- What is required
Each line containing the word "JSON" should be found and copied.

━━━━━━

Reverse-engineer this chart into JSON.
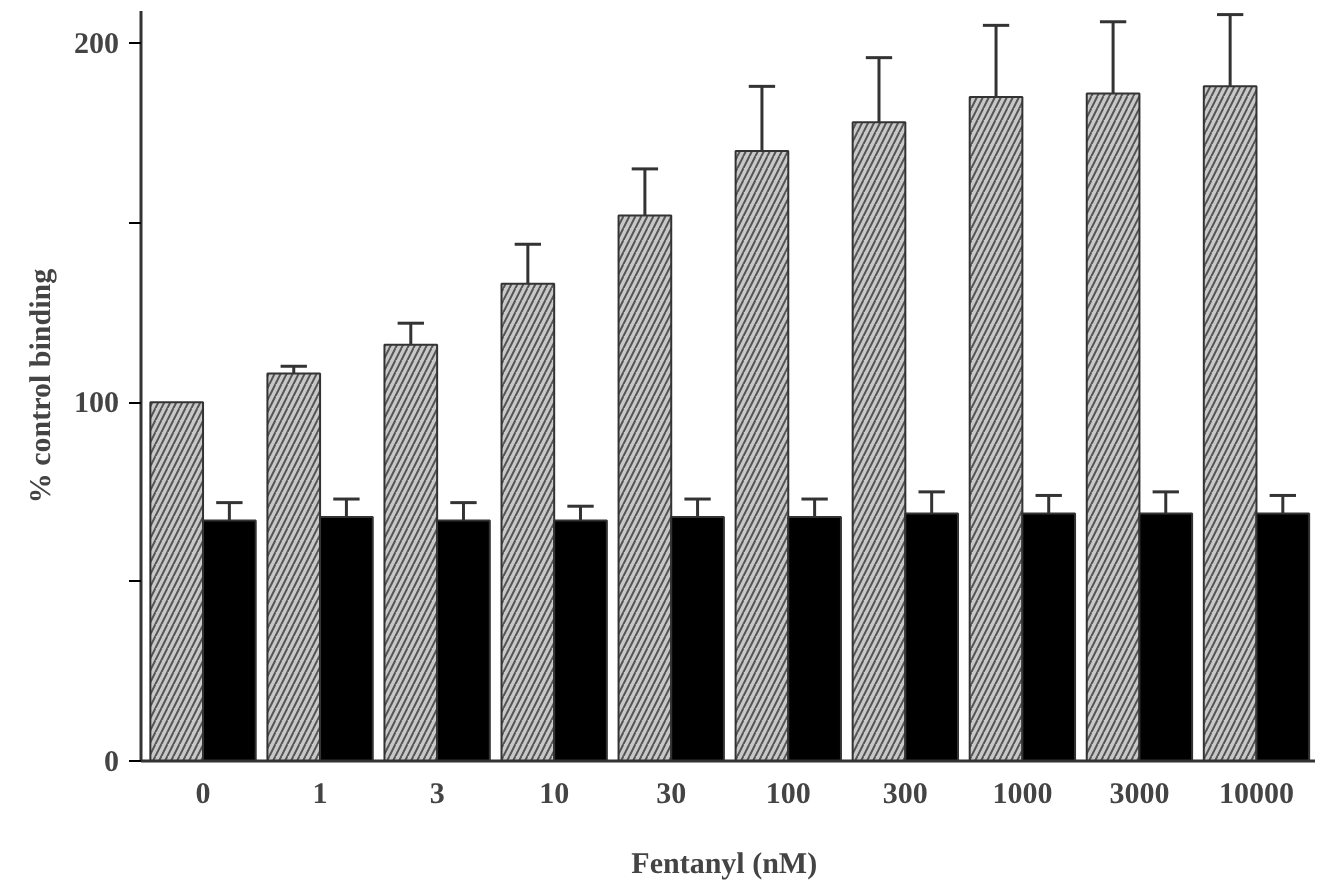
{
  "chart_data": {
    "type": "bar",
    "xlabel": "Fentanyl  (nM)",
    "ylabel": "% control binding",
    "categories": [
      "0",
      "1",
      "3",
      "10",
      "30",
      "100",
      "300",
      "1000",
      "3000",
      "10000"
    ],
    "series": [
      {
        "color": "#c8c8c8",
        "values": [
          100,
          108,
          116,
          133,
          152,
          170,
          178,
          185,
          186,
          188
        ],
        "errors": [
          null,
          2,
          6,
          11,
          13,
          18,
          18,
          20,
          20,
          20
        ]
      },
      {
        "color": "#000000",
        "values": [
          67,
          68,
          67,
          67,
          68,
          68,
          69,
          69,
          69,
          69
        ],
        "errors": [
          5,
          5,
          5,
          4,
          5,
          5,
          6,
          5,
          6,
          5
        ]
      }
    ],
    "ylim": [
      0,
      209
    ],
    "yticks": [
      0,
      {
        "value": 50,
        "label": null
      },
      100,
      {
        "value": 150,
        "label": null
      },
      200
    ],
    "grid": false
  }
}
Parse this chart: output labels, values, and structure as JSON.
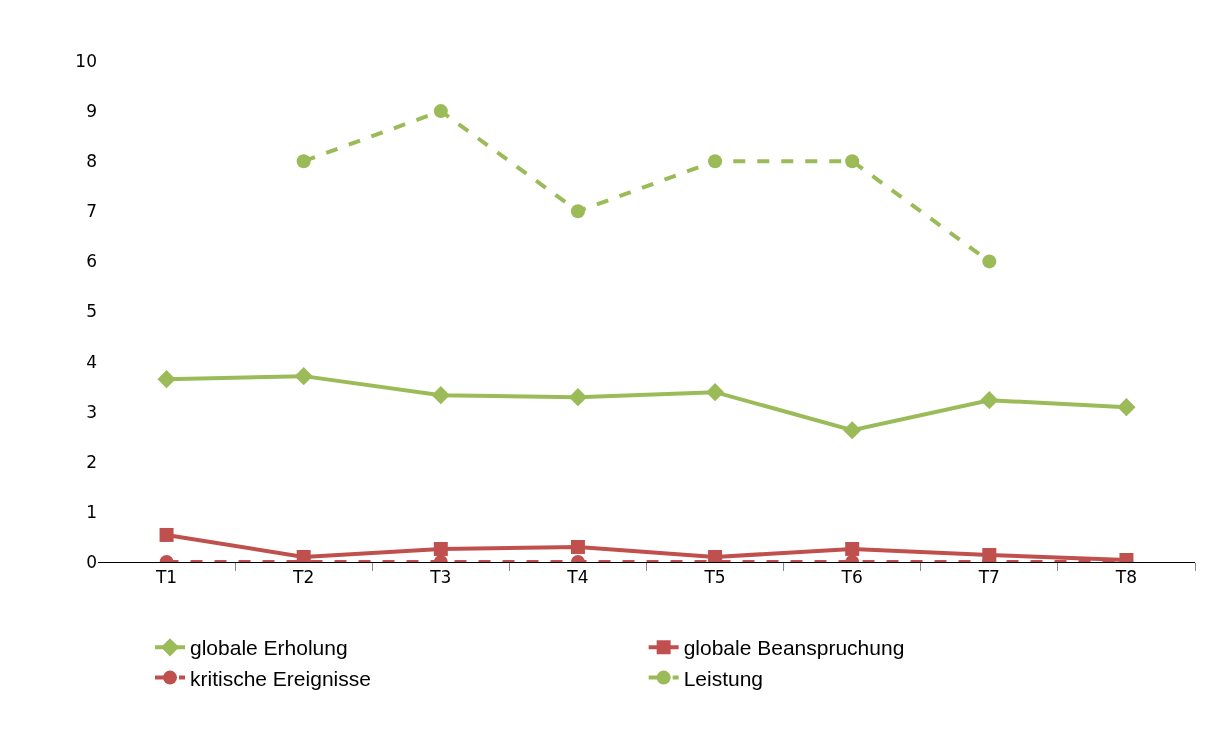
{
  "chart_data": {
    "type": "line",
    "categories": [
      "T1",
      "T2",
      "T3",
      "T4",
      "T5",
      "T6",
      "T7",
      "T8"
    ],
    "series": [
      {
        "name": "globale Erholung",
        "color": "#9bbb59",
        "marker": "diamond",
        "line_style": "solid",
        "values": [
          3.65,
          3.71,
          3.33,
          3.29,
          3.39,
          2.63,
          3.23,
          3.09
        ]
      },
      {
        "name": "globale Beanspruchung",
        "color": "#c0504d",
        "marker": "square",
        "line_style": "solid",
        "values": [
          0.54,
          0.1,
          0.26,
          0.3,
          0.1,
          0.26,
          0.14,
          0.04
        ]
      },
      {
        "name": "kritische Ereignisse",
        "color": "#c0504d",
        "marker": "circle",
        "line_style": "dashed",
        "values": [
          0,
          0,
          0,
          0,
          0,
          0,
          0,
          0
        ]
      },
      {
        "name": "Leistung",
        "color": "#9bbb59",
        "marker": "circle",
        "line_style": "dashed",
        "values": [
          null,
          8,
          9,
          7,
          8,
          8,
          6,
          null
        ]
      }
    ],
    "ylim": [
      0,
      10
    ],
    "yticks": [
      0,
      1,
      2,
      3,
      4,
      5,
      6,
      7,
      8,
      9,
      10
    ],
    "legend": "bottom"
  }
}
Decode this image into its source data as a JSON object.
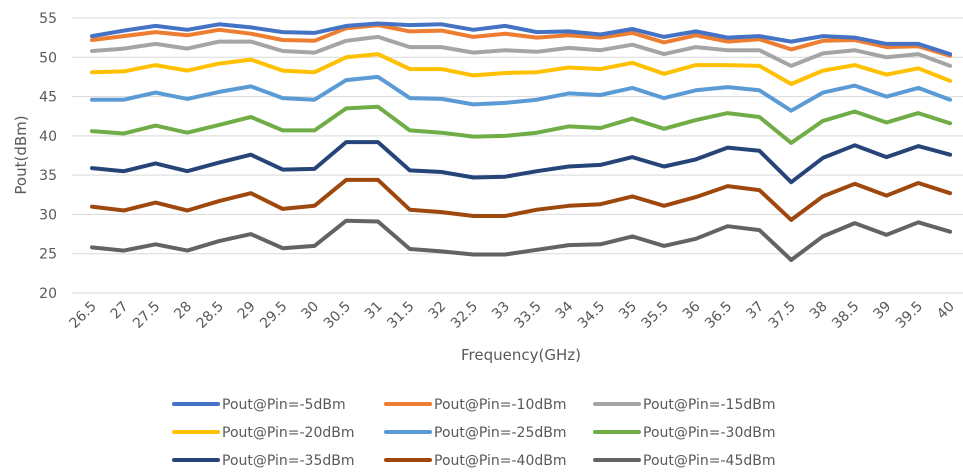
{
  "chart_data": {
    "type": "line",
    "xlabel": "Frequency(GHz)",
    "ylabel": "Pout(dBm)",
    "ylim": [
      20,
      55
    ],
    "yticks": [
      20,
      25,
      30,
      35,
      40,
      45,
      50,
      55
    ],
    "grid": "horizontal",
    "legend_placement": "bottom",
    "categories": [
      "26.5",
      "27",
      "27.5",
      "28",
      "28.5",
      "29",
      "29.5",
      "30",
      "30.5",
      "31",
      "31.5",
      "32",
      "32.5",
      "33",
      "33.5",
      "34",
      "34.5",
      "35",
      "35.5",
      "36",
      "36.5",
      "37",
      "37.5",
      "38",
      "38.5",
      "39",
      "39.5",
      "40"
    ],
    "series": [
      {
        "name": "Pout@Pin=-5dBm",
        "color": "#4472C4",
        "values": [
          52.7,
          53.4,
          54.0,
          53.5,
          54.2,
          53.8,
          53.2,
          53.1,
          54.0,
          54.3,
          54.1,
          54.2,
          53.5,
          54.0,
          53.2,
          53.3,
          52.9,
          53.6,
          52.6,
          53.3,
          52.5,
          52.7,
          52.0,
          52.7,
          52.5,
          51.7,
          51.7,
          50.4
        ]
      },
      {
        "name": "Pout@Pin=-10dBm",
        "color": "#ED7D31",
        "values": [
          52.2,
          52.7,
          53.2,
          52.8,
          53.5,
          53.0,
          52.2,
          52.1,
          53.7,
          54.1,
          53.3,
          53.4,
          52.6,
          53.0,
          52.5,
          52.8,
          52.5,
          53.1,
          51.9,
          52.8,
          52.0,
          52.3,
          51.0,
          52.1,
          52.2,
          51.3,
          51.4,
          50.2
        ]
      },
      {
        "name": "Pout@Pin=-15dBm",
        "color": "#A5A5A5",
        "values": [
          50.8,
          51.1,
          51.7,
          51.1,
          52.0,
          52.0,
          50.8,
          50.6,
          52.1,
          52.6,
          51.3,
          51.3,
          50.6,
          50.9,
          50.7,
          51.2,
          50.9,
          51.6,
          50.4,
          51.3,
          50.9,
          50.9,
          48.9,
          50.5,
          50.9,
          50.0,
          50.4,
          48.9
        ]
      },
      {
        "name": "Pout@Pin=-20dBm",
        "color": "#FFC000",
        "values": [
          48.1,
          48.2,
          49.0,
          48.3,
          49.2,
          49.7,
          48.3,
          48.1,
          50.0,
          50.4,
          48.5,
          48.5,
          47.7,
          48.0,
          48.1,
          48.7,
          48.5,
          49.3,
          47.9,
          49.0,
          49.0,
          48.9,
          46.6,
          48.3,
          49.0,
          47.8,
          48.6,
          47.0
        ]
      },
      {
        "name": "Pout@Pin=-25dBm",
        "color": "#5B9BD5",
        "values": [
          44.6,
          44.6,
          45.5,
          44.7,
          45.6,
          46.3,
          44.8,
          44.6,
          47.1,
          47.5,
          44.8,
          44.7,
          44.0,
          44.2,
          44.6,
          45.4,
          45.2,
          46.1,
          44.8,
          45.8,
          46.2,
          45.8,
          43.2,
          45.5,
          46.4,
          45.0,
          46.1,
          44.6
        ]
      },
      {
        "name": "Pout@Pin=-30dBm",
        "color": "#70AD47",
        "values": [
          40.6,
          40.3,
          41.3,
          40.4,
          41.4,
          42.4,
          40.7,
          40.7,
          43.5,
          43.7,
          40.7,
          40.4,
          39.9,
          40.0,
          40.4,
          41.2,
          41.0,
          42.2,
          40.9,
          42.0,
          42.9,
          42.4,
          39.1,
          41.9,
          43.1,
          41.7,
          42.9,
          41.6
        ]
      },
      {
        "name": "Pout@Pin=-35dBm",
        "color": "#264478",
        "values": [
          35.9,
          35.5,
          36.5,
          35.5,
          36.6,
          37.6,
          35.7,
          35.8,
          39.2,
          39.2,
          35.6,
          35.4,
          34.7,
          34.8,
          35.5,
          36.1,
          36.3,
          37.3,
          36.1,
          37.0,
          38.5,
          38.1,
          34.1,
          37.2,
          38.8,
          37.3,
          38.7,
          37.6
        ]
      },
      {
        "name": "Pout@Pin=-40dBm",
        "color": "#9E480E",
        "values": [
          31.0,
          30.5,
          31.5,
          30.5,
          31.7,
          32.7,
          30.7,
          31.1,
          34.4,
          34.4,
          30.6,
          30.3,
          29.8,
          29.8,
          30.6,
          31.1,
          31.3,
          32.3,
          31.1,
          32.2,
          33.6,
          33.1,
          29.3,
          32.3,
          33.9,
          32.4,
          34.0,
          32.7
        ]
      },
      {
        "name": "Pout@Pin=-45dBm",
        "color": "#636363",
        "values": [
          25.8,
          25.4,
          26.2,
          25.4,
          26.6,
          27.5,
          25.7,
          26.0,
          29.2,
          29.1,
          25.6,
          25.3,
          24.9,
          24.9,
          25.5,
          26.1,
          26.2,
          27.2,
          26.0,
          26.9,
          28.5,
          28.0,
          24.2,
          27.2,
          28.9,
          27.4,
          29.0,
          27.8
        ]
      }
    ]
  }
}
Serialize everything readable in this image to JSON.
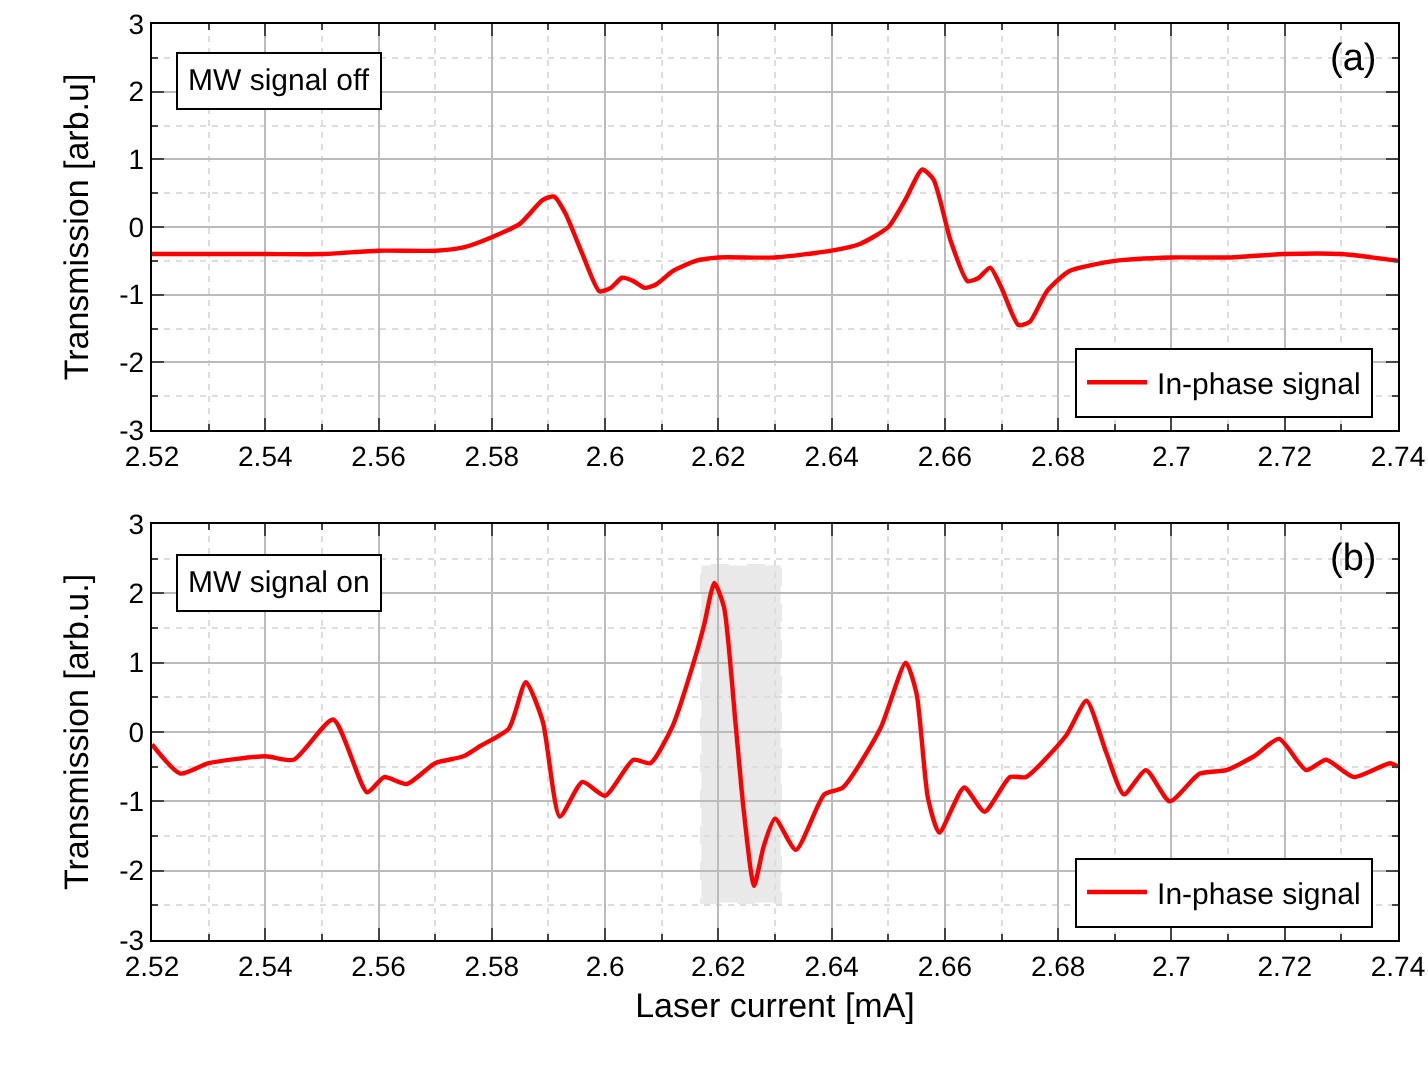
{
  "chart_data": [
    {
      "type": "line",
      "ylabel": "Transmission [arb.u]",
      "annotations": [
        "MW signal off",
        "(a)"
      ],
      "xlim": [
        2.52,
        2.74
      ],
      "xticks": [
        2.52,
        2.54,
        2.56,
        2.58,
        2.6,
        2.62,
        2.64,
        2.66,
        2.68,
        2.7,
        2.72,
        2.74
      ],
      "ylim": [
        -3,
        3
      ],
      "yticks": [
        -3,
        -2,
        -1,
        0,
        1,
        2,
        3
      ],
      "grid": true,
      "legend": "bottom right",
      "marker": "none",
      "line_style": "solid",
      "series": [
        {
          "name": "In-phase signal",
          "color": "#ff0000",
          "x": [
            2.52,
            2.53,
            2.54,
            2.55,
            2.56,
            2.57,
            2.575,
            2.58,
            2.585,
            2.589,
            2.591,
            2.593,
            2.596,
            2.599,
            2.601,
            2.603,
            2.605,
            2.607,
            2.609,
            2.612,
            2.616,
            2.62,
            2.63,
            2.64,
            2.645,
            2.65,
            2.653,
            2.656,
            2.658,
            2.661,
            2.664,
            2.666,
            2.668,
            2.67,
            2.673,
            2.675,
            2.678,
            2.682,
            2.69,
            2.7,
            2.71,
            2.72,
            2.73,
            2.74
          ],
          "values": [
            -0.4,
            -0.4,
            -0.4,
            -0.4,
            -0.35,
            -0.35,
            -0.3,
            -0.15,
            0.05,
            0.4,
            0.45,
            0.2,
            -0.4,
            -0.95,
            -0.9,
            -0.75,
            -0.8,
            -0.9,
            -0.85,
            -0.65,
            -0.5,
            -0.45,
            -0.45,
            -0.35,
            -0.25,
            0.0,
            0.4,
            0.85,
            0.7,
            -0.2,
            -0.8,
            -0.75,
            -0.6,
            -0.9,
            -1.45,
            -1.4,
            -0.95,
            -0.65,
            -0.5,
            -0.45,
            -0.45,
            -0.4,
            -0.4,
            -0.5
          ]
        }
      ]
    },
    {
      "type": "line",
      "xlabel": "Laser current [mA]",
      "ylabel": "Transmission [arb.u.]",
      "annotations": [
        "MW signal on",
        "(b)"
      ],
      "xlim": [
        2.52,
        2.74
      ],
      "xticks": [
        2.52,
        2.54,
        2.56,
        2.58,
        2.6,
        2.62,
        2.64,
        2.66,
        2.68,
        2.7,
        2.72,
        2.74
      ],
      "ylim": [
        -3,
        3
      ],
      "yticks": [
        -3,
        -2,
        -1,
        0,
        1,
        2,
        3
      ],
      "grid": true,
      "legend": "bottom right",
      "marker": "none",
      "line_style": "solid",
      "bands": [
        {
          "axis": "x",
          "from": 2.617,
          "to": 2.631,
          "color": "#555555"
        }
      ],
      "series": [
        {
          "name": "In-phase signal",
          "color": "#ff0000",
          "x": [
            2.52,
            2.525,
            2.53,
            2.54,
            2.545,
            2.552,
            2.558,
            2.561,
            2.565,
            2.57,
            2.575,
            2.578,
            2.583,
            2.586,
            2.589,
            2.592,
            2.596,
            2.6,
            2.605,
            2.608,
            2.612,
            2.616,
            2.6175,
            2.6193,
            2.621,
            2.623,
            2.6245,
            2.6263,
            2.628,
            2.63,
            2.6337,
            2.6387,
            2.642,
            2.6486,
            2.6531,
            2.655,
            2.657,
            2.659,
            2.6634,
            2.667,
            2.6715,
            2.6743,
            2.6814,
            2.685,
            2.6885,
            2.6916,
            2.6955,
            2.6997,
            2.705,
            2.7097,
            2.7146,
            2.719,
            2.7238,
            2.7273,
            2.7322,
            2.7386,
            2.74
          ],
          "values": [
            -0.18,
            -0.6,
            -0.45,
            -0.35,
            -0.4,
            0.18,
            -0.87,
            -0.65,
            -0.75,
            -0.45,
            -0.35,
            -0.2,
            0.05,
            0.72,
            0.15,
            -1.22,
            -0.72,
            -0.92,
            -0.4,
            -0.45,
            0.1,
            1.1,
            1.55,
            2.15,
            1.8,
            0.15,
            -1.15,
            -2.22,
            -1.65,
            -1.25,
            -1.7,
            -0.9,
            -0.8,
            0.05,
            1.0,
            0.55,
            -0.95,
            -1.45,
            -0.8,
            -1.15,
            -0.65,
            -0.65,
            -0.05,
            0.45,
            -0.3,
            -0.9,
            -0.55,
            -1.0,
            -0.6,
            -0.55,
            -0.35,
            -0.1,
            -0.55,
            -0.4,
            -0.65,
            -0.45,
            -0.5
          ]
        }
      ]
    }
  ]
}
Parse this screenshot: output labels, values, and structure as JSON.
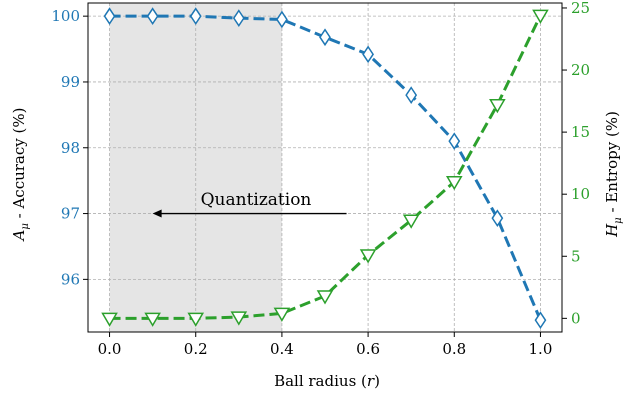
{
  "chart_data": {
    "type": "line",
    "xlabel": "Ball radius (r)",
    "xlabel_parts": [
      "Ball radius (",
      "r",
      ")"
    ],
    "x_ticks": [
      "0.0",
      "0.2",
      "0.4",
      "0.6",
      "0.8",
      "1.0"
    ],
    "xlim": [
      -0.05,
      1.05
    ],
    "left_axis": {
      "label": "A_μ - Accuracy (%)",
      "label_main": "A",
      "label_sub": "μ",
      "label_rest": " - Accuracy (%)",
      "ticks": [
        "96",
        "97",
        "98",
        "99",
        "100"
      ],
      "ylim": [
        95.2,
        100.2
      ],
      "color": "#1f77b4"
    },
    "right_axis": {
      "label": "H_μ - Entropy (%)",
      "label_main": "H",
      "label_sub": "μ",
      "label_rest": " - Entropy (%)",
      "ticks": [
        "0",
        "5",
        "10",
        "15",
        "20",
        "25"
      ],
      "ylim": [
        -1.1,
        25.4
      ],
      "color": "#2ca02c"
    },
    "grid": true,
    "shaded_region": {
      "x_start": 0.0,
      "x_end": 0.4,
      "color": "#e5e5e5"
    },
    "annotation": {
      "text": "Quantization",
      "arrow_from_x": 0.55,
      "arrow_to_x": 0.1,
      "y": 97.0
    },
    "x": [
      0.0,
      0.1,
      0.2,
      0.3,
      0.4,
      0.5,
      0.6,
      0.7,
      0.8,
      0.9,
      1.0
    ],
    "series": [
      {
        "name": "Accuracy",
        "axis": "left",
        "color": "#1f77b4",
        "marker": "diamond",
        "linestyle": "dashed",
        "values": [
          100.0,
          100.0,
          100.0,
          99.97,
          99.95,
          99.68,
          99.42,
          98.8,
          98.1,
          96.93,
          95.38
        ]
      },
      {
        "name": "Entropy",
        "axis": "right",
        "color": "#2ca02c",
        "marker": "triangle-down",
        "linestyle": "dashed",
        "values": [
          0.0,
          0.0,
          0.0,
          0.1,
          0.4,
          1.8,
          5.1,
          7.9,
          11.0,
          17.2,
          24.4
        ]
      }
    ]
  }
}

━━━━━━

- Finished task
Reverse-engineer this chart into JSON.
Parse this chart: output labels, values, and structure as JSON.
Decode this image into its source data as a JSON object.
Serialize everything readable in this image to JSON.
Parse this screenshot: output labels, values, and structure as JSON.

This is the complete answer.